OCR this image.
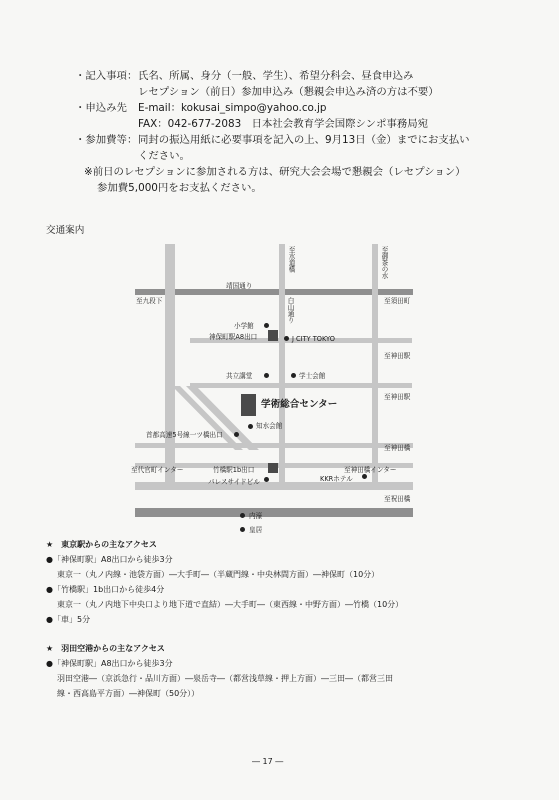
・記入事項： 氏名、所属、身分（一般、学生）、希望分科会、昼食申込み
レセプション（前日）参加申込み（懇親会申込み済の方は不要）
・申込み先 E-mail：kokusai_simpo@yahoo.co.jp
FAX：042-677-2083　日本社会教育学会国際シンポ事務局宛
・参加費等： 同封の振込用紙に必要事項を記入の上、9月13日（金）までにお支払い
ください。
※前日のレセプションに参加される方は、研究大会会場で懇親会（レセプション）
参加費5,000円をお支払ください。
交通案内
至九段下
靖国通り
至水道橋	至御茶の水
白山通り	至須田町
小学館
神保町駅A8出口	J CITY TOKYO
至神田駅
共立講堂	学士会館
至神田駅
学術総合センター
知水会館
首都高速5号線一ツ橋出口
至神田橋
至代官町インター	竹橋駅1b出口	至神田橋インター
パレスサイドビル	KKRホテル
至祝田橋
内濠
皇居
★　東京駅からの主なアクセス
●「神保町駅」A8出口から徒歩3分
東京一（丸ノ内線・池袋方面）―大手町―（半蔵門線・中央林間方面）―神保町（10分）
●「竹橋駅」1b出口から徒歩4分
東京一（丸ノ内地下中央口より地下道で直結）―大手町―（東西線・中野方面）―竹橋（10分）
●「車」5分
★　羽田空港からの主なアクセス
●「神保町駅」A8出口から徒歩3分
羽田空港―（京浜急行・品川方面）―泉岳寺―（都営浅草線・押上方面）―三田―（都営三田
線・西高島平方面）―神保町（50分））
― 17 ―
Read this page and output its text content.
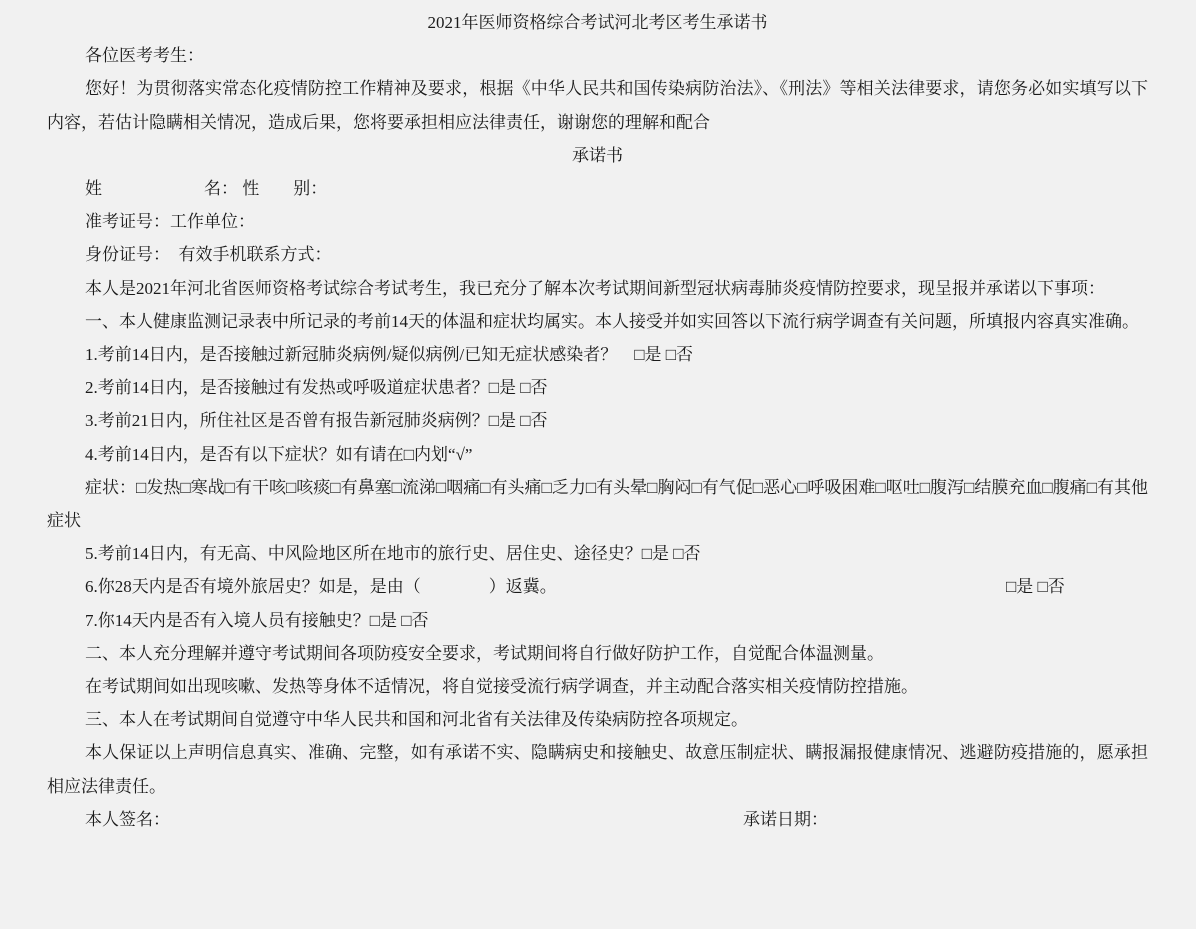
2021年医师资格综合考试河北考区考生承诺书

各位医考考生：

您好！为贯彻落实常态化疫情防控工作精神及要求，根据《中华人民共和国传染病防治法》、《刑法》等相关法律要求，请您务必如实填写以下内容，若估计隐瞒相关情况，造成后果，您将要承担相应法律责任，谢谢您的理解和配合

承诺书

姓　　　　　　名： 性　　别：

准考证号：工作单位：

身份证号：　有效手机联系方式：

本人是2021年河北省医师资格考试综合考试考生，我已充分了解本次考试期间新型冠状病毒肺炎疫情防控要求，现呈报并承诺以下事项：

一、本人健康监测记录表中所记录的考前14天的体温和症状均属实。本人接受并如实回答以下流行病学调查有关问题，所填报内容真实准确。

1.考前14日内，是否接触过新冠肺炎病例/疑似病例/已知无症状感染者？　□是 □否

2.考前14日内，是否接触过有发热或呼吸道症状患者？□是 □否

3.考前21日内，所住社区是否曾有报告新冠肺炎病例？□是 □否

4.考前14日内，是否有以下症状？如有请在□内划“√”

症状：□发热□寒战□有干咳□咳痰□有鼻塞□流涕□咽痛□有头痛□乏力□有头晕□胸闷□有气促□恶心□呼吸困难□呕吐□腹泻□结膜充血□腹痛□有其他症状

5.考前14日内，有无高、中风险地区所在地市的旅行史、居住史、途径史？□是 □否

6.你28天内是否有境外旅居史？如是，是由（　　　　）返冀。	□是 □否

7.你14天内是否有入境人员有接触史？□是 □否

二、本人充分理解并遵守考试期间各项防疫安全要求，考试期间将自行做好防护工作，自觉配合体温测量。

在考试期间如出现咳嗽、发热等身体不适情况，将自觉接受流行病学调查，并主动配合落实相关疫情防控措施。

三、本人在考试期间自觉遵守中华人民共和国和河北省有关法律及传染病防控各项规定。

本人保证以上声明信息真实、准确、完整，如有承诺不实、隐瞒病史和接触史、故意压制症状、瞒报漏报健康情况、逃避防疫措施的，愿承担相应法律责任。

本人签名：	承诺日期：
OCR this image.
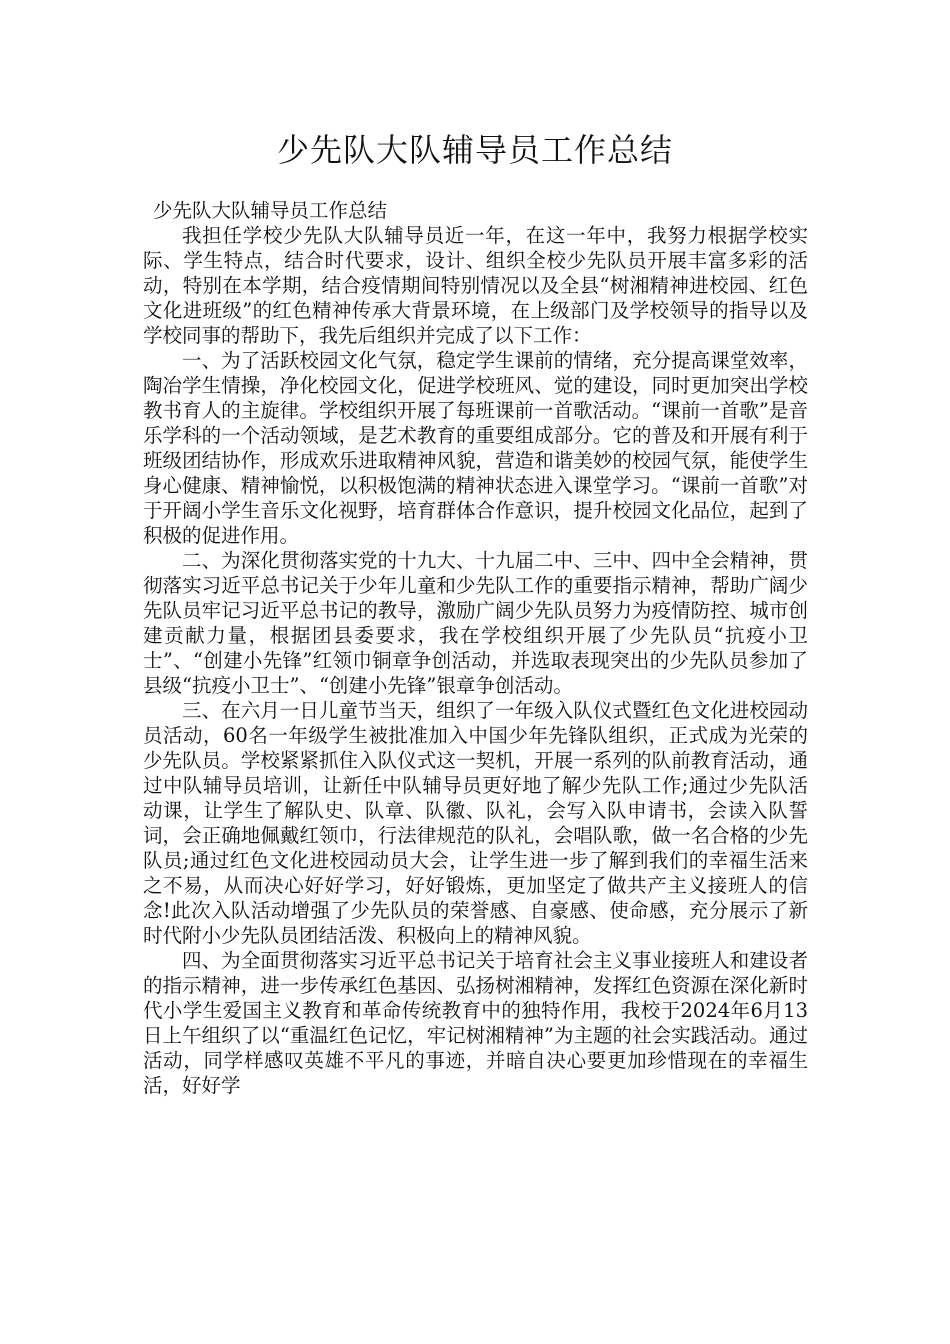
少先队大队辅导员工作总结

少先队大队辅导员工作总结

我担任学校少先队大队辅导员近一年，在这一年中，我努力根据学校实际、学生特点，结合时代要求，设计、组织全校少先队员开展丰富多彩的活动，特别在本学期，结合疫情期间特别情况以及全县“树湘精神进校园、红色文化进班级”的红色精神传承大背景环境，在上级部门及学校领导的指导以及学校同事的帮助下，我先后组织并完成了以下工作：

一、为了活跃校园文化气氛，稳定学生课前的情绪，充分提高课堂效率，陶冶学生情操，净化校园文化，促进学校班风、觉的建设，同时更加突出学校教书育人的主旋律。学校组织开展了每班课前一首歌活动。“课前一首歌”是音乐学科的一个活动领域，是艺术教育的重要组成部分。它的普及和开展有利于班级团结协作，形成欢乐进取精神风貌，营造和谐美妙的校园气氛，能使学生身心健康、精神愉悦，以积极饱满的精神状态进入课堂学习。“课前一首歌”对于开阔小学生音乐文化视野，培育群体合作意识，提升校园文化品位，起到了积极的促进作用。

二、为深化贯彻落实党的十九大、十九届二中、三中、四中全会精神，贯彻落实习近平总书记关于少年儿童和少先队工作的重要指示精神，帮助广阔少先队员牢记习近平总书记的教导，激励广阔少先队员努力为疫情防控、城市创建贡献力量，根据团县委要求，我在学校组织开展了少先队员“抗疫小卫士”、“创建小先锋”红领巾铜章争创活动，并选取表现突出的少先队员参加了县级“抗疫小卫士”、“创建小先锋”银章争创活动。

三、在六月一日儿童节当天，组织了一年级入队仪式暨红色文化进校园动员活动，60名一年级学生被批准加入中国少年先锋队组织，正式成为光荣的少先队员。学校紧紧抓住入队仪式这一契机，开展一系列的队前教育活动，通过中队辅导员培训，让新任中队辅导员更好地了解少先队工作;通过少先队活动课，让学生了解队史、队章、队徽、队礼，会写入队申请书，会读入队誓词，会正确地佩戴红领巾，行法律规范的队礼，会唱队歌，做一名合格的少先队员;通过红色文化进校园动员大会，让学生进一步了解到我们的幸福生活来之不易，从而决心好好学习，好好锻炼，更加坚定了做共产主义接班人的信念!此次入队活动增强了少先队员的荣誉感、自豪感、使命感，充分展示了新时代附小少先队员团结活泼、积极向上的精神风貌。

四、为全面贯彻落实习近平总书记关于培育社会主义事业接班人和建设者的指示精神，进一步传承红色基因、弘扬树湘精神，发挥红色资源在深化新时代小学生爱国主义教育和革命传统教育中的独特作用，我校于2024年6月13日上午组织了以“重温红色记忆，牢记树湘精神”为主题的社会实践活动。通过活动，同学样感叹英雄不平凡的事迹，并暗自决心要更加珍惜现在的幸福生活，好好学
━━━━━━━━━━━━━━━━━━━━━━━━━━━━━━
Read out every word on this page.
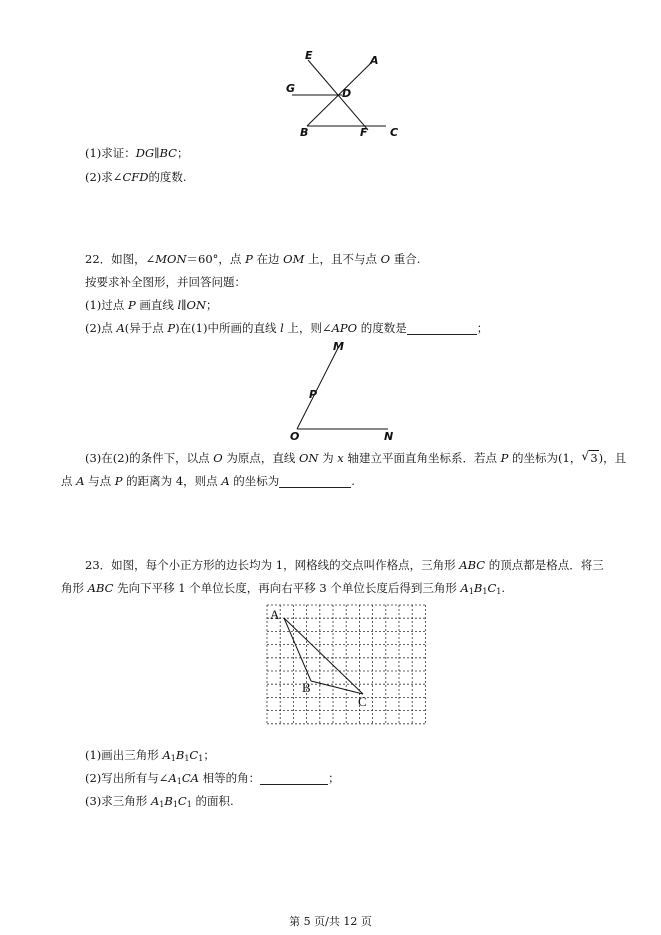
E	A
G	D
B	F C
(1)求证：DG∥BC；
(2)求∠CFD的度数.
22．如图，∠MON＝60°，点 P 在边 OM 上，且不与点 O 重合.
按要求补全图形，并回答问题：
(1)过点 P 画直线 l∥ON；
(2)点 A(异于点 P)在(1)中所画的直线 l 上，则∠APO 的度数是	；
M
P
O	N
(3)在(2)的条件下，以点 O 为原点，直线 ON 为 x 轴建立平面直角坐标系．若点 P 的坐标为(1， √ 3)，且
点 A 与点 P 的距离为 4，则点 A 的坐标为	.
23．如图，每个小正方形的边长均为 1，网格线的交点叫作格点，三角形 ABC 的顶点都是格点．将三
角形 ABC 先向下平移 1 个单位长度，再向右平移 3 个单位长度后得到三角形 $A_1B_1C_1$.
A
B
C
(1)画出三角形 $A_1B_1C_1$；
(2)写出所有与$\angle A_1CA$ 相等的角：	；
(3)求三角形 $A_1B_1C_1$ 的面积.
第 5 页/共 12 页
━━━━━━━━━━━━━━━━━━━━━━━━━━━━━━
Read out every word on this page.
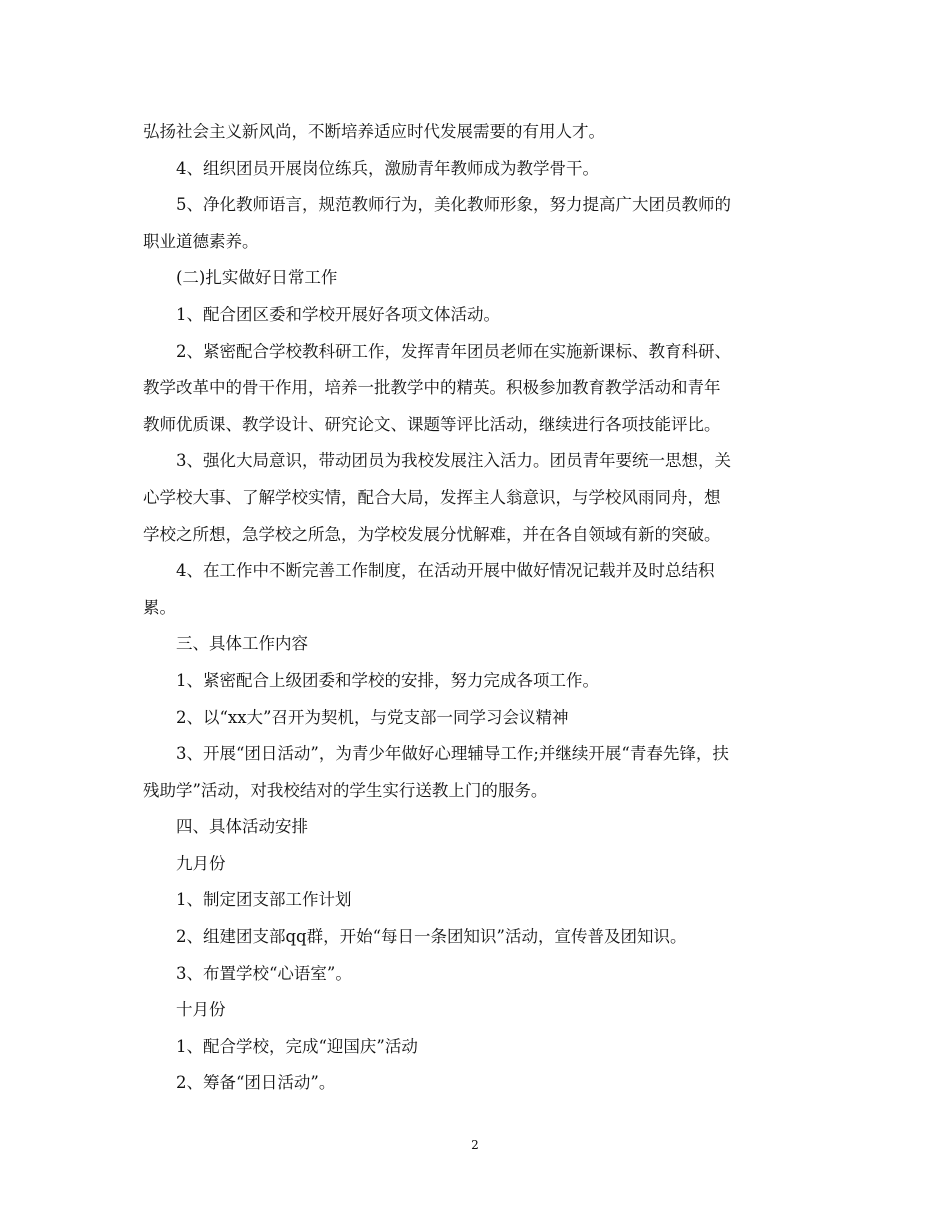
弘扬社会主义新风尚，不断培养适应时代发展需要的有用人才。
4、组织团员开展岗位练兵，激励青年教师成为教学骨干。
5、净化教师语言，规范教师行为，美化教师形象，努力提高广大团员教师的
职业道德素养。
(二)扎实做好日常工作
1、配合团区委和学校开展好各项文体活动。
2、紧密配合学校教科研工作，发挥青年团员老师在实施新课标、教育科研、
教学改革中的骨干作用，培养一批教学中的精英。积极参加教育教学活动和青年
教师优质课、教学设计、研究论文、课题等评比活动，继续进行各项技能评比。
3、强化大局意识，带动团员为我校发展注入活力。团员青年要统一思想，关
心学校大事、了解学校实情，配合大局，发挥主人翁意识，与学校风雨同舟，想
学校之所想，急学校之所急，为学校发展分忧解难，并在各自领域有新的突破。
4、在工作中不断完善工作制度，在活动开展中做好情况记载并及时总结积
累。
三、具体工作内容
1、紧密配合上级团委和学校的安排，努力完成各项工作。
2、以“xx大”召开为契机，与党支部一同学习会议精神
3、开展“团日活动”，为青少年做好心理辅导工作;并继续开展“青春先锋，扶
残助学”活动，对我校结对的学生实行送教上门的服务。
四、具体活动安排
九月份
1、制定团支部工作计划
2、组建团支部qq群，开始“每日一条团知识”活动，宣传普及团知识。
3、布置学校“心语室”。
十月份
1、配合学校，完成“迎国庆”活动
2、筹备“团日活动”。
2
━━━━━━━━━━━━━━━━━━━━━━━━━━━━━━
Return only those lines of the records that contain the string "的坐标为".

Answer below:
(3)在(2)的条件下，以点 O 为原点，直线 ON 为 x 轴建立平面直角坐标系．若点 P 的坐标为(1， √ 3)，且
点 A 与点 P 的距离为 4，则点 A 的坐标为	.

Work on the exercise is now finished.